▶ **WHAT NEEDS TO BE DONE**: Transcribe the lines of the records below, starting at the line that contains "121, 79, 139]" and ending at the line that contains "283, 985, 301]", with both of those lines included.

▶ **TASK DATA**:
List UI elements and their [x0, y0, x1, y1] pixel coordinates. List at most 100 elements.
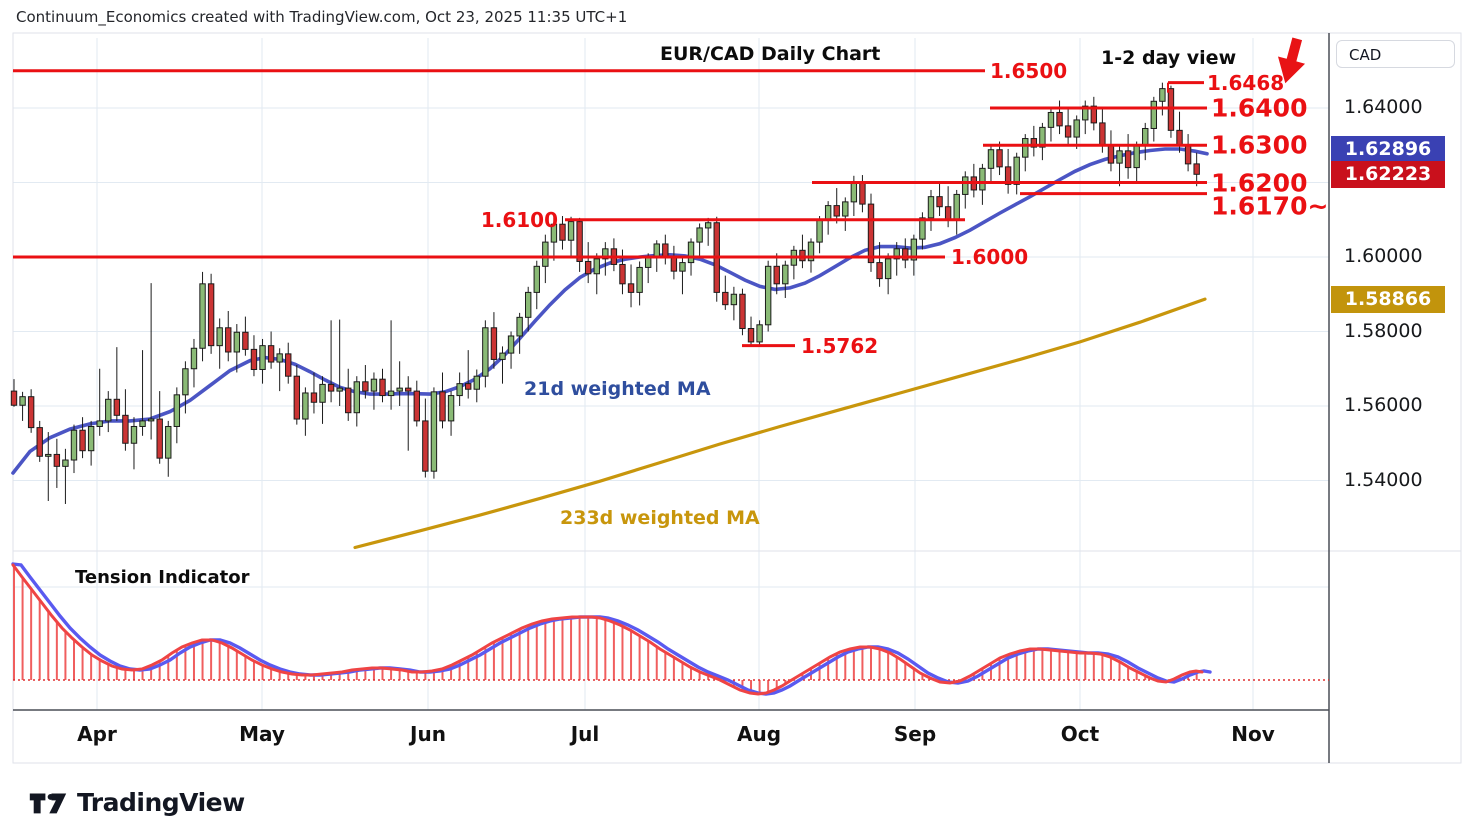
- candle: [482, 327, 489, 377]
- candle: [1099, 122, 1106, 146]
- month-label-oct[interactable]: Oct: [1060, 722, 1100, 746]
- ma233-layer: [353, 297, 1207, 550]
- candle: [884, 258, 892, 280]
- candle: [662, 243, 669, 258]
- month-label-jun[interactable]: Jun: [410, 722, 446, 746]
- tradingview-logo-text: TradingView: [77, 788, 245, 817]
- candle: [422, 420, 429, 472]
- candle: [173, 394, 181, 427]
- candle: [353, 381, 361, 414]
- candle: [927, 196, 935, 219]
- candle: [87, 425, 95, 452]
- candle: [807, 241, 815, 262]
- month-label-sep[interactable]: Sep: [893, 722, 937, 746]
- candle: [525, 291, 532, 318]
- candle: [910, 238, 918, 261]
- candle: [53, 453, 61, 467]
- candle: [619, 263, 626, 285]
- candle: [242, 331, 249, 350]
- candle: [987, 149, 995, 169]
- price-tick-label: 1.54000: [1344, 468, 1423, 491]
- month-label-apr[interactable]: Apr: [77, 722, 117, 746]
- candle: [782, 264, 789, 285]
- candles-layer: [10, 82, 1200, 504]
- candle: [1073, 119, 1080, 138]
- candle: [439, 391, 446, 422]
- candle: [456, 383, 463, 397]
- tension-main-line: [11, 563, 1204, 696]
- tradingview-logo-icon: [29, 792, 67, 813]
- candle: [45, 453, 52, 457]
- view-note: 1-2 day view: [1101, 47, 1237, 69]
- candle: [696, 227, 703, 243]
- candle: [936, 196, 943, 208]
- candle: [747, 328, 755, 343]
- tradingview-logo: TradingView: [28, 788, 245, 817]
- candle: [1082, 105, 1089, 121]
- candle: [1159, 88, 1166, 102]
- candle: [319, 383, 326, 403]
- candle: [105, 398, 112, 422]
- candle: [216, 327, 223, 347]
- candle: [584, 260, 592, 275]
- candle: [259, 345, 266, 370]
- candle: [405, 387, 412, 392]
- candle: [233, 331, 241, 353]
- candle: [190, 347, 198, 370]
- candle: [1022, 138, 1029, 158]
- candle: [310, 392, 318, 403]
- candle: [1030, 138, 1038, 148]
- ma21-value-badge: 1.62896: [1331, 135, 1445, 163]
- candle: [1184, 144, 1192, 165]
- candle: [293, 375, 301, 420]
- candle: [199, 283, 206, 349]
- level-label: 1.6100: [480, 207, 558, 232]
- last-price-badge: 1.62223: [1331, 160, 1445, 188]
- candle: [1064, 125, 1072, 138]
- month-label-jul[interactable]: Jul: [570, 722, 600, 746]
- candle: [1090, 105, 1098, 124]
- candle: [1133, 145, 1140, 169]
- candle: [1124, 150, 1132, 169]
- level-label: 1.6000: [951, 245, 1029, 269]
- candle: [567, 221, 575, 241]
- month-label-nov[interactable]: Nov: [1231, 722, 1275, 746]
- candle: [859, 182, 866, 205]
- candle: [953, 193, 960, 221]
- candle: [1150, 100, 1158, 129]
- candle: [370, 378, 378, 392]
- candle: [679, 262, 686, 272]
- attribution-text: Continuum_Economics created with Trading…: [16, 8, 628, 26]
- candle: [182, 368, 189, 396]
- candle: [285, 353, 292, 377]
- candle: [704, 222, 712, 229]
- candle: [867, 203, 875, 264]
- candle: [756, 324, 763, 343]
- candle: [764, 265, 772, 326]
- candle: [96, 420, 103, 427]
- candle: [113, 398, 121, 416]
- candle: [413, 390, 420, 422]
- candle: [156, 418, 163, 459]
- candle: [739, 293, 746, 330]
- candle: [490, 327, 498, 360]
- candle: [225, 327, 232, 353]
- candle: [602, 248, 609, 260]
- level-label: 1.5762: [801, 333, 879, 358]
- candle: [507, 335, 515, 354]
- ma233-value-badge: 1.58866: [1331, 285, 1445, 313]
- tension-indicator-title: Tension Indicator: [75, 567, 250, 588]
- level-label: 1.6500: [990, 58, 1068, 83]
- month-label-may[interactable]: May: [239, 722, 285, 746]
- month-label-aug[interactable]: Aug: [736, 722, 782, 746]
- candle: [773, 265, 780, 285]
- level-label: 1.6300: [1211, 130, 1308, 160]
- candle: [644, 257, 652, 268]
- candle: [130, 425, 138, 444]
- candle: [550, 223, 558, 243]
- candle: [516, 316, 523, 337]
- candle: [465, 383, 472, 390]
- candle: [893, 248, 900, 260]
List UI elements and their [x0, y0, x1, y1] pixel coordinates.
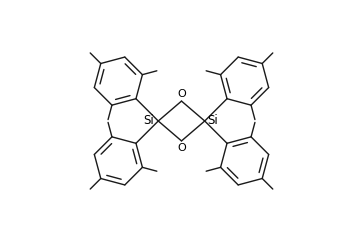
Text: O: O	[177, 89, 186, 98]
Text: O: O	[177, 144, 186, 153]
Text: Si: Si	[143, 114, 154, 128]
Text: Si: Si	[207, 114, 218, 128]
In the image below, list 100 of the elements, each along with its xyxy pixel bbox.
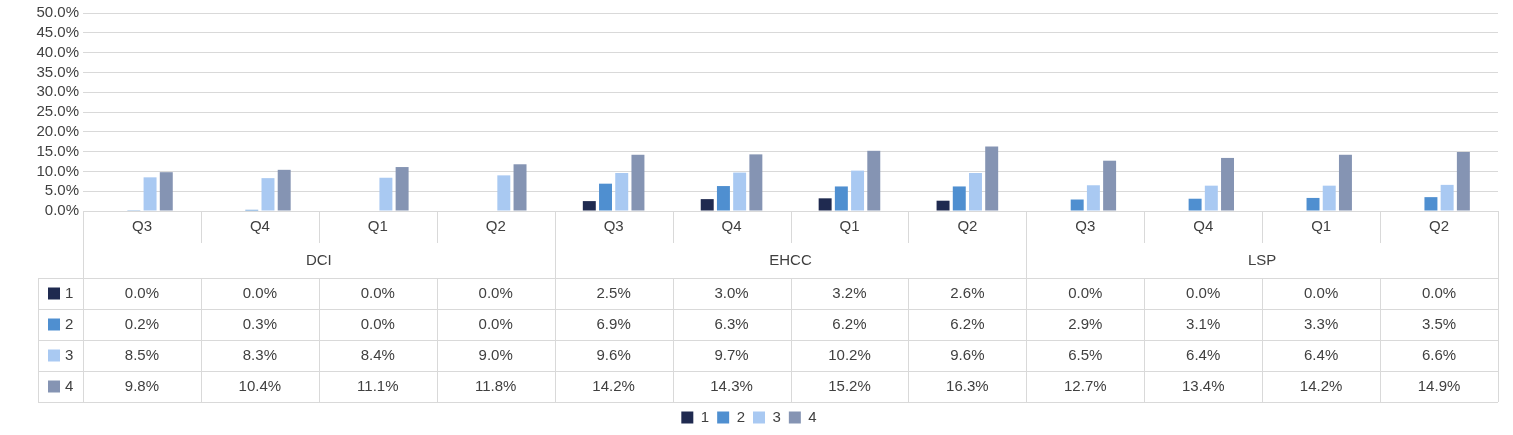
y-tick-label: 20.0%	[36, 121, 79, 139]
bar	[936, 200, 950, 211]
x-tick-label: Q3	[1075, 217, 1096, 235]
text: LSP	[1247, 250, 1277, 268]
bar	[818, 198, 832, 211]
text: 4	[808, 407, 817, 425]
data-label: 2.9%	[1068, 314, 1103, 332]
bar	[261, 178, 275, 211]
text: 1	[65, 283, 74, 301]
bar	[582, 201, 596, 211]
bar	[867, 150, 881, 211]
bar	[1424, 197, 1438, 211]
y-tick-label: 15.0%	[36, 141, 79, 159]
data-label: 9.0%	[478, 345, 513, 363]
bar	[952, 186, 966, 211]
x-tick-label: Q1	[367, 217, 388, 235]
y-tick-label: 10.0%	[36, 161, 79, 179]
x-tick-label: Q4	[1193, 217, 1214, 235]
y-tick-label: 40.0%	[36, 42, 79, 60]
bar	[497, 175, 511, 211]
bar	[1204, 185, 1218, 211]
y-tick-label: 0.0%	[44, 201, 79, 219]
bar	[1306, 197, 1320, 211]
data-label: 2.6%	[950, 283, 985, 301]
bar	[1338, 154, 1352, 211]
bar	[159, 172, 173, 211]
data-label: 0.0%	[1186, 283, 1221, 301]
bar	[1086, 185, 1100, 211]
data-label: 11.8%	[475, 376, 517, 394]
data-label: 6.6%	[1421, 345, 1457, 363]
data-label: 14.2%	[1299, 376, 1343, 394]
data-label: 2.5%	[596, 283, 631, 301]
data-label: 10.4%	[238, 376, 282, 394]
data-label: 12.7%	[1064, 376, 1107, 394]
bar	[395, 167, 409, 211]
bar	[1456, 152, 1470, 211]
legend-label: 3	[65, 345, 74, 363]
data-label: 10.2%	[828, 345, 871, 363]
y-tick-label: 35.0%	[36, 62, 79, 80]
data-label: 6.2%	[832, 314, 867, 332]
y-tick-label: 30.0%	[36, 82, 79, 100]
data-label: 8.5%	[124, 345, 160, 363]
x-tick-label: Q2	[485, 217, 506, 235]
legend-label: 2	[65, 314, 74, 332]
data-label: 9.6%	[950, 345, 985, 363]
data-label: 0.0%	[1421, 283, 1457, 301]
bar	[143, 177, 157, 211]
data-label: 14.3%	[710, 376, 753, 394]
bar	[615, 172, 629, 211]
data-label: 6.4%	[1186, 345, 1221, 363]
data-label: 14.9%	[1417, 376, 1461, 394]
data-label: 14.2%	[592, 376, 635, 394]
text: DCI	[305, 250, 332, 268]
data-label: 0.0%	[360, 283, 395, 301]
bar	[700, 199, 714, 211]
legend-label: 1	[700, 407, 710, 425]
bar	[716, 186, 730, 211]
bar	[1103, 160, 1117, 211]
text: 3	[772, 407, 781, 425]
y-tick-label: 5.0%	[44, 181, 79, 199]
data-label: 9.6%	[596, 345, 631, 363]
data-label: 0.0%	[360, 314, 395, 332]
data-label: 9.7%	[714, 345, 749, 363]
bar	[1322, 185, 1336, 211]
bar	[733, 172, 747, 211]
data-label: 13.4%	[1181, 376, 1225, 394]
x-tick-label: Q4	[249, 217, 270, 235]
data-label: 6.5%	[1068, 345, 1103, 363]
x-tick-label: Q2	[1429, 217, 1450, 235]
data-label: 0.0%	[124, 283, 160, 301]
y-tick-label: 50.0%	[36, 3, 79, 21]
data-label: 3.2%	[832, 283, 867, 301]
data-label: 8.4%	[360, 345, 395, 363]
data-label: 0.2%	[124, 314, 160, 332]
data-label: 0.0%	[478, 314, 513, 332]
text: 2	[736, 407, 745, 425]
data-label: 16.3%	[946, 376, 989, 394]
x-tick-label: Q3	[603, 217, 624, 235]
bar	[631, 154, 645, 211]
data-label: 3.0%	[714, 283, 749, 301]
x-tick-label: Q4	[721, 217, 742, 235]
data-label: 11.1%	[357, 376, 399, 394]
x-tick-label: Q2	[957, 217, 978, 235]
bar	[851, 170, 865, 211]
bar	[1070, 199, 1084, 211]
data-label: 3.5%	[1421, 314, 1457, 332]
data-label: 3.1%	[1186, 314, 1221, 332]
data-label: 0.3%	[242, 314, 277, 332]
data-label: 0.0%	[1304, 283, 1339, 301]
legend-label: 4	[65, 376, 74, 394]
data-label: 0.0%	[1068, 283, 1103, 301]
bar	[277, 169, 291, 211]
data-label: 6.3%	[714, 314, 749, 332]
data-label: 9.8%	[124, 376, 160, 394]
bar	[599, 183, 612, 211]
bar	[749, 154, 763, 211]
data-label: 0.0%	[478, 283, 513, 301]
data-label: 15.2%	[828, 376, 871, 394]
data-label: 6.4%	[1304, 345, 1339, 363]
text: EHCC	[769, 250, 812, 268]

▶ **THE REPLY**:
y-tick-label: 20.0%	[36, 121, 79, 139]
bar	[936, 200, 950, 211]
x-tick-label: Q3	[1075, 217, 1096, 235]
text: LSP	[1247, 250, 1277, 268]
bar	[818, 198, 832, 211]
text: 4	[808, 407, 817, 425]
data-label: 2.9%	[1068, 314, 1103, 332]
bar	[261, 178, 275, 211]
text: 1	[65, 283, 74, 301]
bar	[582, 201, 596, 211]
bar	[867, 150, 881, 211]
bar	[1424, 197, 1438, 211]
y-tick-label: 15.0%	[36, 141, 79, 159]
data-label: 9.0%	[478, 345, 513, 363]
bar	[952, 186, 966, 211]
x-tick-label: Q1	[367, 217, 388, 235]
y-tick-label: 10.0%	[36, 161, 79, 179]
x-tick-label: Q4	[1193, 217, 1214, 235]
y-tick-label: 40.0%	[36, 42, 79, 60]
bar	[497, 175, 511, 211]
bar	[1204, 185, 1218, 211]
y-tick-label: 0.0%	[44, 201, 79, 219]
bar	[1306, 197, 1320, 211]
data-label: 2.6%	[950, 283, 985, 301]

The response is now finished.